— START OF SOURCE MATERIAL —

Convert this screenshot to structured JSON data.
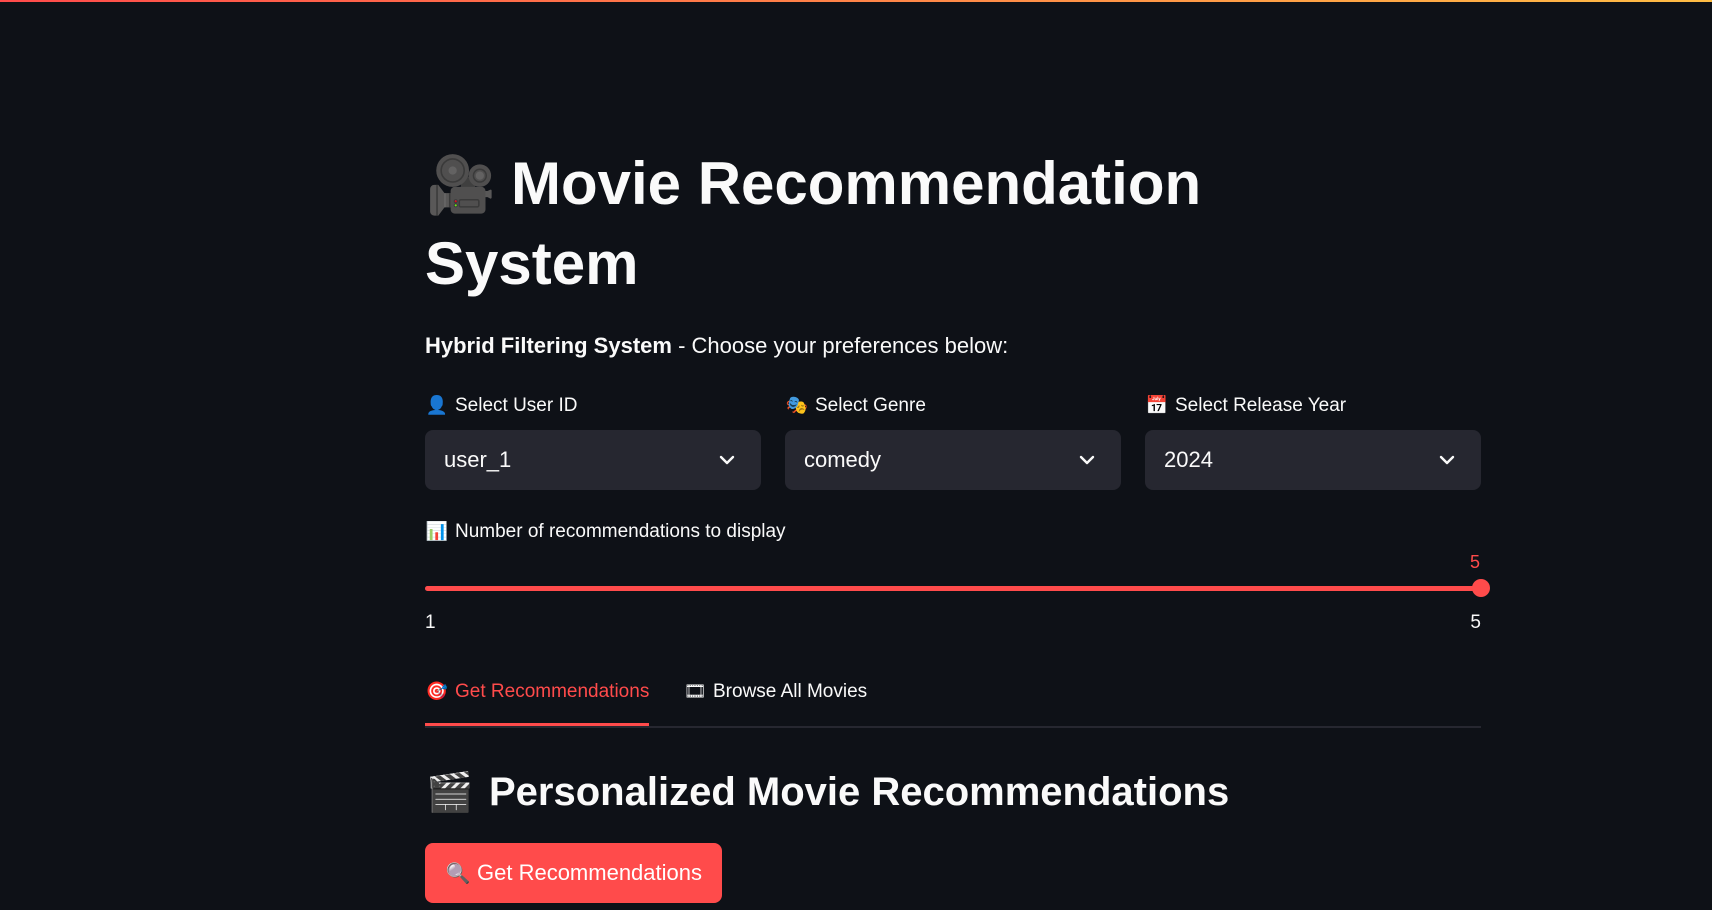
{
  "header": {
    "title_icon": "movie-camera-icon",
    "title_emoji": "🎥",
    "title": "Movie Recommendation System",
    "subtitle_bold": "Hybrid Filtering System",
    "subtitle_rest": " - Choose your preferences below:"
  },
  "filters": {
    "user": {
      "icon": "user-silhouette-icon",
      "emoji": "👤",
      "label": "Select User ID",
      "value": "user_1"
    },
    "genre": {
      "icon": "theater-masks-icon",
      "emoji": "🎭",
      "label": "Select Genre",
      "value": "comedy"
    },
    "year": {
      "icon": "calendar-icon",
      "emoji": "📅",
      "label": "Select Release Year",
      "value": "2024"
    }
  },
  "slider": {
    "icon": "bar-chart-icon",
    "emoji": "📊",
    "label": "Number of recommendations to display",
    "value": 5,
    "min": 1,
    "max": 5,
    "value_label": "5",
    "min_label": "1",
    "max_label": "5"
  },
  "tabs": [
    {
      "icon": "direct-hit-icon",
      "emoji": "🎯",
      "label": "Get Recommendations",
      "active": true
    },
    {
      "icon": "film-strip-icon",
      "emoji": "🎞",
      "label": "Browse All Movies",
      "active": false
    }
  ],
  "section": {
    "icon": "clapper-board-icon",
    "emoji": "🎬",
    "heading": "Personalized Movie Recommendations"
  },
  "action_button": {
    "icon": "magnifier-icon",
    "emoji": "🔍",
    "label": "Get Recommendations"
  },
  "colors": {
    "background": "#0e1117",
    "input_background": "#262730",
    "accent": "#ff4b4b",
    "text": "#fafafa"
  }
}
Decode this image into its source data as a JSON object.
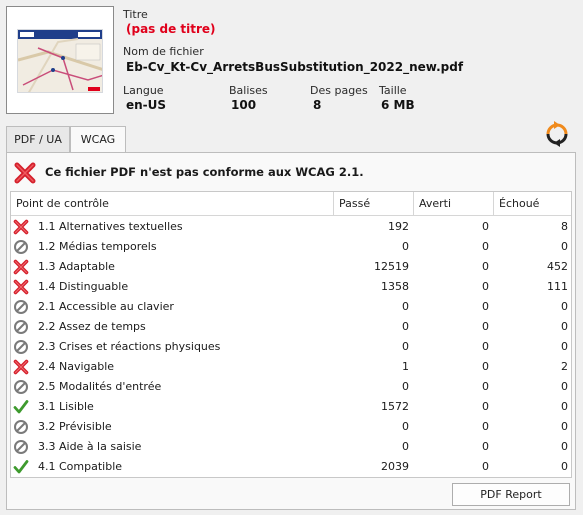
{
  "document": {
    "title_label": "Titre",
    "title_value": "(pas de titre)",
    "filename_label": "Nom de fichier",
    "filename_value": "Eb-Cv_Kt-Cv_ArretsBusSubstitution_2022_new.pdf",
    "language_label": "Langue",
    "language_value": "en-US",
    "tags_label": "Balises",
    "tags_value": "100",
    "pages_label": "Des pages",
    "pages_value": "8",
    "size_label": "Taille",
    "size_value": "6 MB"
  },
  "tabs": [
    {
      "label": "PDF / UA",
      "active": false
    },
    {
      "label": "WCAG",
      "active": true
    }
  ],
  "status": {
    "icon": "red-x-icon",
    "text": "Ce fichier PDF n'est pas conforme aux WCAG 2.1."
  },
  "table": {
    "columns": [
      "Point de contrôle",
      "Passé",
      "Averti",
      "Échoué"
    ],
    "rows": [
      {
        "status": "fail",
        "name": "1.1 Alternatives textuelles",
        "passed": "192",
        "warned": "0",
        "failed": "8"
      },
      {
        "status": "na",
        "name": "1.2 Médias temporels",
        "passed": "0",
        "warned": "0",
        "failed": "0"
      },
      {
        "status": "fail",
        "name": "1.3 Adaptable",
        "passed": "12519",
        "warned": "0",
        "failed": "452"
      },
      {
        "status": "fail",
        "name": "1.4 Distinguable",
        "passed": "1358",
        "warned": "0",
        "failed": "111"
      },
      {
        "status": "na",
        "name": "2.1 Accessible au clavier",
        "passed": "0",
        "warned": "0",
        "failed": "0"
      },
      {
        "status": "na",
        "name": "2.2 Assez de temps",
        "passed": "0",
        "warned": "0",
        "failed": "0"
      },
      {
        "status": "na",
        "name": "2.3 Crises et réactions physiques",
        "passed": "0",
        "warned": "0",
        "failed": "0"
      },
      {
        "status": "fail",
        "name": "2.4 Navigable",
        "passed": "1",
        "warned": "0",
        "failed": "2"
      },
      {
        "status": "na",
        "name": "2.5 Modalités d'entrée",
        "passed": "0",
        "warned": "0",
        "failed": "0"
      },
      {
        "status": "pass",
        "name": "3.1 Lisible",
        "passed": "1572",
        "warned": "0",
        "failed": "0"
      },
      {
        "status": "na",
        "name": "3.2 Prévisible",
        "passed": "0",
        "warned": "0",
        "failed": "0"
      },
      {
        "status": "na",
        "name": "3.3 Aide à la saisie",
        "passed": "0",
        "warned": "0",
        "failed": "0"
      },
      {
        "status": "pass",
        "name": "4.1 Compatible",
        "passed": "2039",
        "warned": "0",
        "failed": "0"
      }
    ]
  },
  "buttons": {
    "report_label": "PDF Report"
  },
  "colors": {
    "fail": "#d4202c",
    "pass": "#3e9a2e",
    "na": "#7a7a7a",
    "title_red": "#e0001b",
    "refresh_orange": "#f08a1c"
  }
}
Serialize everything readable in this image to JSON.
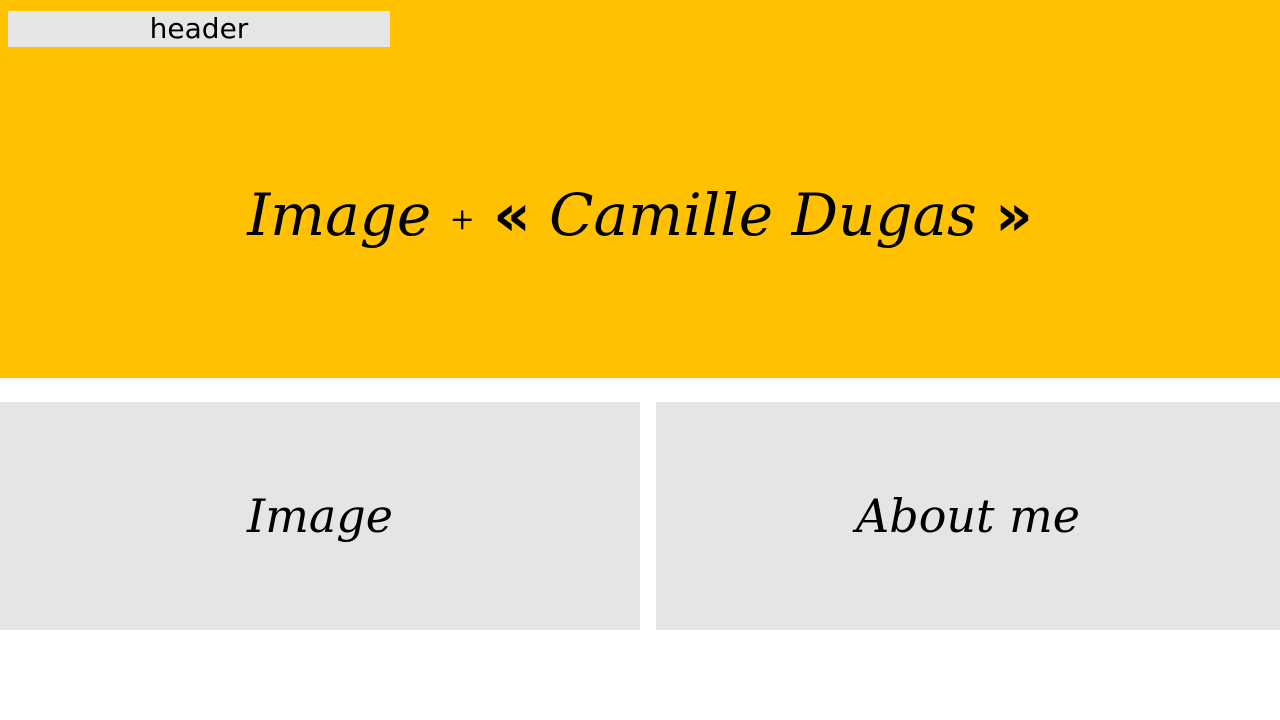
{
  "header": {
    "label": "header"
  },
  "hero": {
    "prefix": "Image",
    "plus": "+",
    "open_quote": "«",
    "name": "Camille Dugas",
    "close_quote": "»",
    "background_color": "#ffc100"
  },
  "cards": {
    "image_label": "Image",
    "about_label": "About me",
    "background_color": "#e5e5e5"
  }
}
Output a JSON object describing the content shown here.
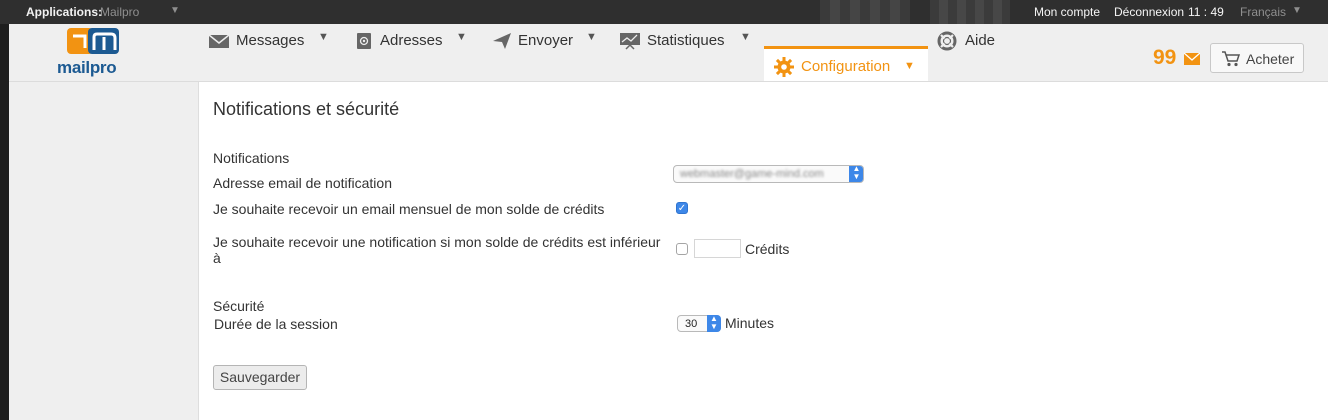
{
  "topbar": {
    "apps_label": "Applications:",
    "apps_value": "Mailpro",
    "account": "Mon compte",
    "logout": "Déconnexion",
    "clock": "11 : 49",
    "language": "Français"
  },
  "logo": {
    "text": "mailpro"
  },
  "nav": {
    "items": [
      {
        "label": "Messages",
        "icon": "envelope-icon"
      },
      {
        "label": "Adresses",
        "icon": "address-book-icon"
      },
      {
        "label": "Envoyer",
        "icon": "paper-plane-icon"
      },
      {
        "label": "Statistiques",
        "icon": "chart-board-icon"
      },
      {
        "label": "Configuration",
        "icon": "gear-icon",
        "active": true
      },
      {
        "label": "Aide",
        "icon": "lifebuoy-icon"
      }
    ]
  },
  "header": {
    "credits": "99",
    "buy_label": "Acheter"
  },
  "colors": {
    "accent": "#f29312",
    "brand_blue": "#1c5a92",
    "select_blue": "#3d87e8"
  },
  "page": {
    "title": "Notifications et sécurité",
    "notifications": {
      "heading": "Notifications",
      "email_label": "Adresse email de notification",
      "email_value": "webmaster@game-mind.com",
      "monthly_label": "Je souhaite recevoir un email mensuel de mon solde de crédits",
      "monthly_checked": true,
      "threshold_label_line1": "Je souhaite recevoir une notification si mon solde de crédits est inférieur",
      "threshold_label_line2": "à",
      "threshold_checked": false,
      "threshold_value": "",
      "credits_unit": "Crédits"
    },
    "security": {
      "heading": "Sécurité",
      "session_label": "Durée de la session",
      "session_value": "30",
      "session_unit": "Minutes"
    },
    "save_label": "Sauvegarder"
  }
}
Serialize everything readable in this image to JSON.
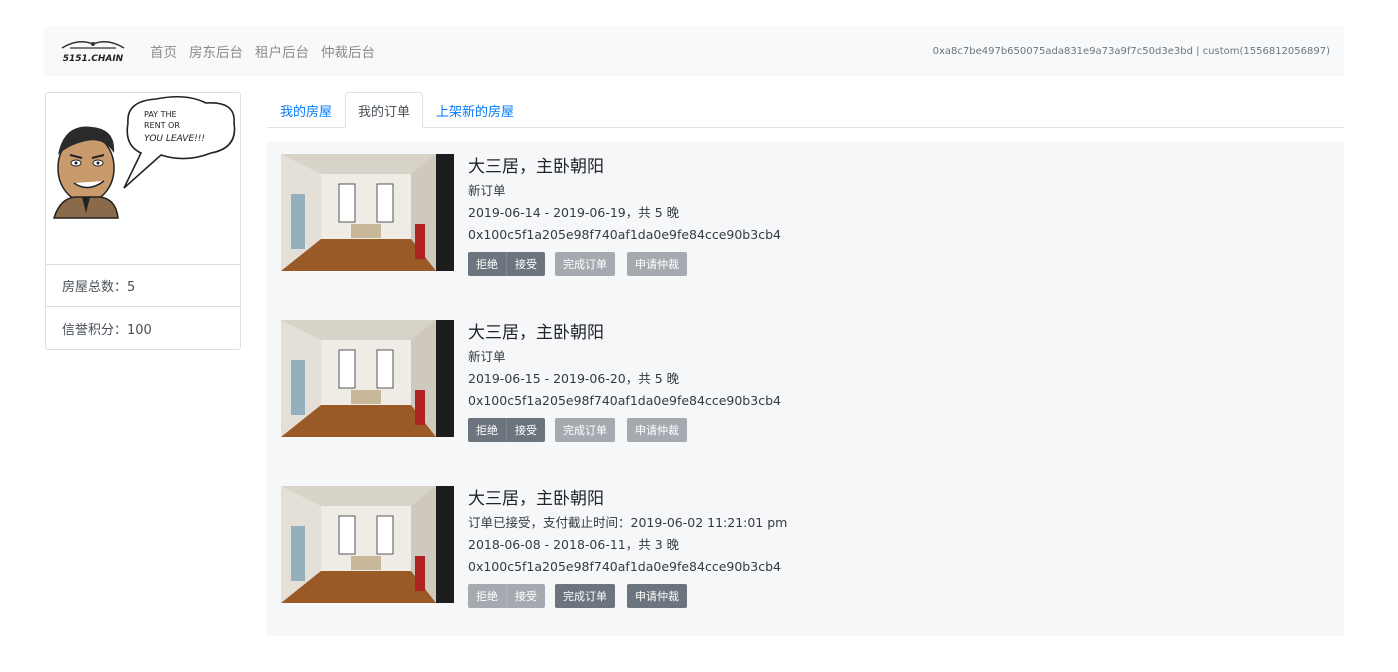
{
  "navbar": {
    "brand_text": "5151.CHAIN",
    "links": [
      "首页",
      "房东后台",
      "租户后台",
      "仲裁后台"
    ],
    "account": "0xa8c7be497b650075ada831e9a73a9f7c50d3e3bd | custom(1556812056897)"
  },
  "profile": {
    "speech": [
      "PAY THE",
      "RENT OR",
      "YOU LEAVE!!!"
    ],
    "house_count_label": "房屋总数：5",
    "credit_label": "信誉积分：100"
  },
  "tabs": [
    "我的房屋",
    "我的订单",
    "上架新的房屋"
  ],
  "orders": [
    {
      "title": "大三居，主卧朝阳",
      "status": "新订单",
      "dates": "2019-06-14 - 2019-06-19，共 5 晚",
      "hash": "0x100c5f1a205e98f740af1da0e9fe84cce90b3cb4",
      "buttons": {
        "reject": "拒绝",
        "accept": "接受",
        "complete": "完成订单",
        "arbitrate": "申请仲裁"
      }
    },
    {
      "title": "大三居，主卧朝阳",
      "status": "新订单",
      "dates": "2019-06-15 - 2019-06-20，共 5 晚",
      "hash": "0x100c5f1a205e98f740af1da0e9fe84cce90b3cb4",
      "buttons": {
        "reject": "拒绝",
        "accept": "接受",
        "complete": "完成订单",
        "arbitrate": "申请仲裁"
      }
    },
    {
      "title": "大三居，主卧朝阳",
      "status": "订单已接受，支付截止时间：2019-06-02 11:21:01 pm",
      "dates": "2018-06-08 - 2018-06-11，共 3 晚",
      "hash": "0x100c5f1a205e98f740af1da0e9fe84cce90b3cb4",
      "buttons": {
        "reject": "拒绝",
        "accept": "接受",
        "complete": "完成订单",
        "arbitrate": "申请仲裁"
      }
    }
  ],
  "colors": {
    "link": "#007bff",
    "button": "#6c757d",
    "button_disabled": "#a5aab0",
    "navbar_bg": "#f8f9fa"
  }
}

— END OF SOURCE MATERIAL —

EXERCISE DETAILS — Scan the material above. Return every line containing the string "heading".

RESPONSE TO THE EXERCISE —
    "heading": "Personalized Movie Recommendations"
      "heading": "Notifications",
      "heading": "Sécurité",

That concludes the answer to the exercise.